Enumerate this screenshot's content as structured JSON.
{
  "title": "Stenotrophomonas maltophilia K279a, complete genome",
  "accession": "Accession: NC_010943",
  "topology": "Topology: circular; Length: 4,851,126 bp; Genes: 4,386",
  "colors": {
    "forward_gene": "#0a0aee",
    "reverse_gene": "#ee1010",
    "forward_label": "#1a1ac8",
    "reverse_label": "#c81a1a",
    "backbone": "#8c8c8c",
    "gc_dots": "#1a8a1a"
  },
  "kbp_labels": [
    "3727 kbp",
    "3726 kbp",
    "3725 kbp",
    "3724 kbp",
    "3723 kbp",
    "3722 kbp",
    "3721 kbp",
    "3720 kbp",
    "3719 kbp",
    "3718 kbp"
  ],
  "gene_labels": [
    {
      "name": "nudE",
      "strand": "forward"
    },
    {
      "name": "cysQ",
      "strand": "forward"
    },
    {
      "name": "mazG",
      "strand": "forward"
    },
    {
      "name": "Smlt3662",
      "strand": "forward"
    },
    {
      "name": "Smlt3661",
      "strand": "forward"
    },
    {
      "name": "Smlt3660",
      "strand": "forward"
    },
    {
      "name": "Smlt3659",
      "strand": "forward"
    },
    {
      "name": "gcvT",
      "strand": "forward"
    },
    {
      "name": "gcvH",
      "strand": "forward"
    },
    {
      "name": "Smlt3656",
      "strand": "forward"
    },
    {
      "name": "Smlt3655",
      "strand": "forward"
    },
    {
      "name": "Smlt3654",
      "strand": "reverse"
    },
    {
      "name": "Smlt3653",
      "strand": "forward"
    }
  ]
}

- WHAT IS BEING ASKED -
A faithful, word-for-word transcript of the material above is the required answer.

- RESULT OF THE EXERCISE -
Enumerate this screenshot's content as structured JSON.
{
  "title": "Stenotrophomonas maltophilia K279a, complete genome",
  "accession": "Accession: NC_010943",
  "topology": "Topology: circular; Length: 4,851,126 bp; Genes: 4,386",
  "colors": {
    "forward_gene": "#0a0aee",
    "reverse_gene": "#ee1010",
    "forward_label": "#1a1ac8",
    "reverse_label": "#c81a1a",
    "backbone": "#8c8c8c",
    "gc_dots": "#1a8a1a"
  },
  "kbp_labels": [
    "3727 kbp",
    "3726 kbp",
    "3725 kbp",
    "3724 kbp",
    "3723 kbp",
    "3722 kbp",
    "3721 kbp",
    "3720 kbp",
    "3719 kbp",
    "3718 kbp"
  ],
  "gene_labels": [
    {
      "name": "nudE",
      "strand": "forward"
    },
    {
      "name": "cysQ",
      "strand": "forward"
    },
    {
      "name": "mazG",
      "strand": "forward"
    },
    {
      "name": "Smlt3662",
      "strand": "forward"
    },
    {
      "name": "Smlt3661",
      "strand": "forward"
    },
    {
      "name": "Smlt3660",
      "strand": "forward"
    },
    {
      "name": "Smlt3659",
      "strand": "forward"
    },
    {
      "name": "gcvT",
      "strand": "forward"
    },
    {
      "name": "gcvH",
      "strand": "forward"
    },
    {
      "name": "Smlt3656",
      "strand": "forward"
    },
    {
      "name": "Smlt3655",
      "strand": "forward"
    },
    {
      "name": "Smlt3654",
      "strand": "reverse"
    },
    {
      "name": "Smlt3653",
      "strand": "forward"
    }
  ]
}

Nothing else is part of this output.